▸ **Aim of the exercise**: Provide the number of lines of the records that include "factory", with no other content.

Transcribed document page entries
★ ★ ★ ★ ★

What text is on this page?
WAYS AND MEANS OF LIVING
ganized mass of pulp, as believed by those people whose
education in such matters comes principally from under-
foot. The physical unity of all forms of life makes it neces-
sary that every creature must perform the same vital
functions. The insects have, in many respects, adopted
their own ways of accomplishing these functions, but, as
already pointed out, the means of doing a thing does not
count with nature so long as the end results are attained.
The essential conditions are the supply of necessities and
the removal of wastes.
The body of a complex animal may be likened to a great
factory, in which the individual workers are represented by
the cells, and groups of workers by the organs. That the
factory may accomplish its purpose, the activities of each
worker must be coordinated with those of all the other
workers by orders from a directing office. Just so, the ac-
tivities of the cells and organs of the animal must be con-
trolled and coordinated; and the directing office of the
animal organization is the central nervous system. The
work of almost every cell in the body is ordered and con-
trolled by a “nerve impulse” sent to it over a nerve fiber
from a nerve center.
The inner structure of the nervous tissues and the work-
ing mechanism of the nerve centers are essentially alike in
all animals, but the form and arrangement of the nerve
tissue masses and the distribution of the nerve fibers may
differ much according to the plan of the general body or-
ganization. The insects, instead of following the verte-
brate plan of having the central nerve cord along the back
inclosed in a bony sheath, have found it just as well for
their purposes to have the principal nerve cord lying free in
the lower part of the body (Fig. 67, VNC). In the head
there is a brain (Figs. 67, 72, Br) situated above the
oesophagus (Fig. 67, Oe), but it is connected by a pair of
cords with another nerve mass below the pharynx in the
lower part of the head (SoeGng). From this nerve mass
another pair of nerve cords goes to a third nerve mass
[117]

★ ★ ★ ★ ★

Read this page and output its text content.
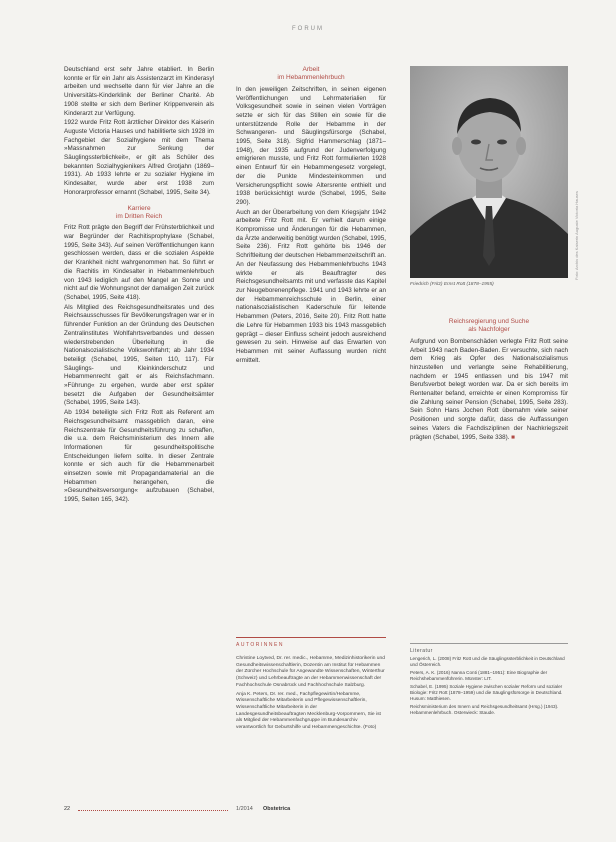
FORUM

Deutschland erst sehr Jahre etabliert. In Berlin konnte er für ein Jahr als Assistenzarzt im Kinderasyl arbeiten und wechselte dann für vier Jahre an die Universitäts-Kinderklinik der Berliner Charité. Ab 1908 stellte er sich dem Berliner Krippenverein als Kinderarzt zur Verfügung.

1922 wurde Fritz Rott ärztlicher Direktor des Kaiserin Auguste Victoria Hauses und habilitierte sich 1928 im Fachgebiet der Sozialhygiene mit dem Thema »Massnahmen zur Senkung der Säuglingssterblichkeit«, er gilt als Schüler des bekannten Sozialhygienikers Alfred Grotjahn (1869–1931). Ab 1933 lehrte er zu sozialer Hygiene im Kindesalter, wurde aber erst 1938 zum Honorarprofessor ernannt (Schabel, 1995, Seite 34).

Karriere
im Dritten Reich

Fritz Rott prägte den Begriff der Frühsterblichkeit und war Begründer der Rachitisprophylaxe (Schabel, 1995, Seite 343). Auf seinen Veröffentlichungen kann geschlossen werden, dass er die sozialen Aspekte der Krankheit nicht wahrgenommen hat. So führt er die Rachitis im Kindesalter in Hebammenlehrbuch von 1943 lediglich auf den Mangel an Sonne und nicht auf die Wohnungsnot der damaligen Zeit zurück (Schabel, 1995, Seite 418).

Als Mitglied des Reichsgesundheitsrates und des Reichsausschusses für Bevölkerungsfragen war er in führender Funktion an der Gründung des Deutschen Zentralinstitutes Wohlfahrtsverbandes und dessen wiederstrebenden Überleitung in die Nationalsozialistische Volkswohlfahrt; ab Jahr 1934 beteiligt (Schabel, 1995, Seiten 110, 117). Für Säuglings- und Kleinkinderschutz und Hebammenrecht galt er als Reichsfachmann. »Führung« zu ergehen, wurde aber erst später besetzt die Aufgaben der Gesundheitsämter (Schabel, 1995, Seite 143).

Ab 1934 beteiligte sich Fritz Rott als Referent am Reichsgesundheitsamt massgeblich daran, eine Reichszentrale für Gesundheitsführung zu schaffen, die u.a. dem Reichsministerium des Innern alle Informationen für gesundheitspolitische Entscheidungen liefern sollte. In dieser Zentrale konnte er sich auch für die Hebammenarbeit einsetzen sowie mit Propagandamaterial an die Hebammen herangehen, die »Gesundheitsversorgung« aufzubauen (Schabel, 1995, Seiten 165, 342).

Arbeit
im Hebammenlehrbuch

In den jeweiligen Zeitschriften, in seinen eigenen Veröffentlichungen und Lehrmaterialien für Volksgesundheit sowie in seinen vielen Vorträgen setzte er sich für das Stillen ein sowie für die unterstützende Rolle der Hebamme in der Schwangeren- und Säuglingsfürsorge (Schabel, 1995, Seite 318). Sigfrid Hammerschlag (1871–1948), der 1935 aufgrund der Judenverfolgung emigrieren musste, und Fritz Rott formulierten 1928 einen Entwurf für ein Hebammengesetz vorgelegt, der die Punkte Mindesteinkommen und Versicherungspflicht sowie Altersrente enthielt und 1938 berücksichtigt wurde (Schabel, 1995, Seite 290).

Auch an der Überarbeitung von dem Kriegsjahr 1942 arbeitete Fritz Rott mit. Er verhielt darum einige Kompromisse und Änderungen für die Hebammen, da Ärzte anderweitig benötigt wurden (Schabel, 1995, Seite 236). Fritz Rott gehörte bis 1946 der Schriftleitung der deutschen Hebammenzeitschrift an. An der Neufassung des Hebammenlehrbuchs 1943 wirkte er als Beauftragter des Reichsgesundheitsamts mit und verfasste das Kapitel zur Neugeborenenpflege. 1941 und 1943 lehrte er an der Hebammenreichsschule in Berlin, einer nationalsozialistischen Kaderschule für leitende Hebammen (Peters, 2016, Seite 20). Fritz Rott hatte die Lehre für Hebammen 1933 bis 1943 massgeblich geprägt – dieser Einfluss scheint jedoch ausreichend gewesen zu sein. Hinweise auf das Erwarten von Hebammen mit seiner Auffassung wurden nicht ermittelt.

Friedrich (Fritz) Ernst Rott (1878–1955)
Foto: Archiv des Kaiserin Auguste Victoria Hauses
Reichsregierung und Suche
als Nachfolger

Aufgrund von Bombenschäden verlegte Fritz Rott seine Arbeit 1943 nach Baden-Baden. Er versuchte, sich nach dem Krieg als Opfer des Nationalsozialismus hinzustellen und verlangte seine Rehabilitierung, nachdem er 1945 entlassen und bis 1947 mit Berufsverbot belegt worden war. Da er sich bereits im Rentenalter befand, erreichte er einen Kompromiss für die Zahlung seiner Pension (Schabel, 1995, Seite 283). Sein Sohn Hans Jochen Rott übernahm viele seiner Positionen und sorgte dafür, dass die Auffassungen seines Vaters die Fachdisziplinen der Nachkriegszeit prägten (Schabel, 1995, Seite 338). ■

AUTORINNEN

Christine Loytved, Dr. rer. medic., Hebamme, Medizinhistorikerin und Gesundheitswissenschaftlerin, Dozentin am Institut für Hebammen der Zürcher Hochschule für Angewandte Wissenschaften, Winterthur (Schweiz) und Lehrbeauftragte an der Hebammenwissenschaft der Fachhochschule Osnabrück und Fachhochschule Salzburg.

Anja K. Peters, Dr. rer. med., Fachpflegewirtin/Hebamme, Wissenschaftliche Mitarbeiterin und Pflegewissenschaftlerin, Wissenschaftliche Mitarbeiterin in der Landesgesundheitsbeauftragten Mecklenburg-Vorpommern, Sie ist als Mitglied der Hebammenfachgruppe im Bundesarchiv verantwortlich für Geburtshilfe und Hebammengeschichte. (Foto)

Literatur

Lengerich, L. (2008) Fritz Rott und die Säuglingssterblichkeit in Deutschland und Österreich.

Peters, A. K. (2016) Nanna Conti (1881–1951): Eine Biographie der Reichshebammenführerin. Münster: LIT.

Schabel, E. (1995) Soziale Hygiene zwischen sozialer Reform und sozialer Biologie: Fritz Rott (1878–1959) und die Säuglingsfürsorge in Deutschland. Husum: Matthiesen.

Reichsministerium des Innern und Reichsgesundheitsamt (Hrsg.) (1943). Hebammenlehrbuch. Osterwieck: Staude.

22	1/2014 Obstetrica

★ ★ ★ ★ ★

▸ **Response below**: 2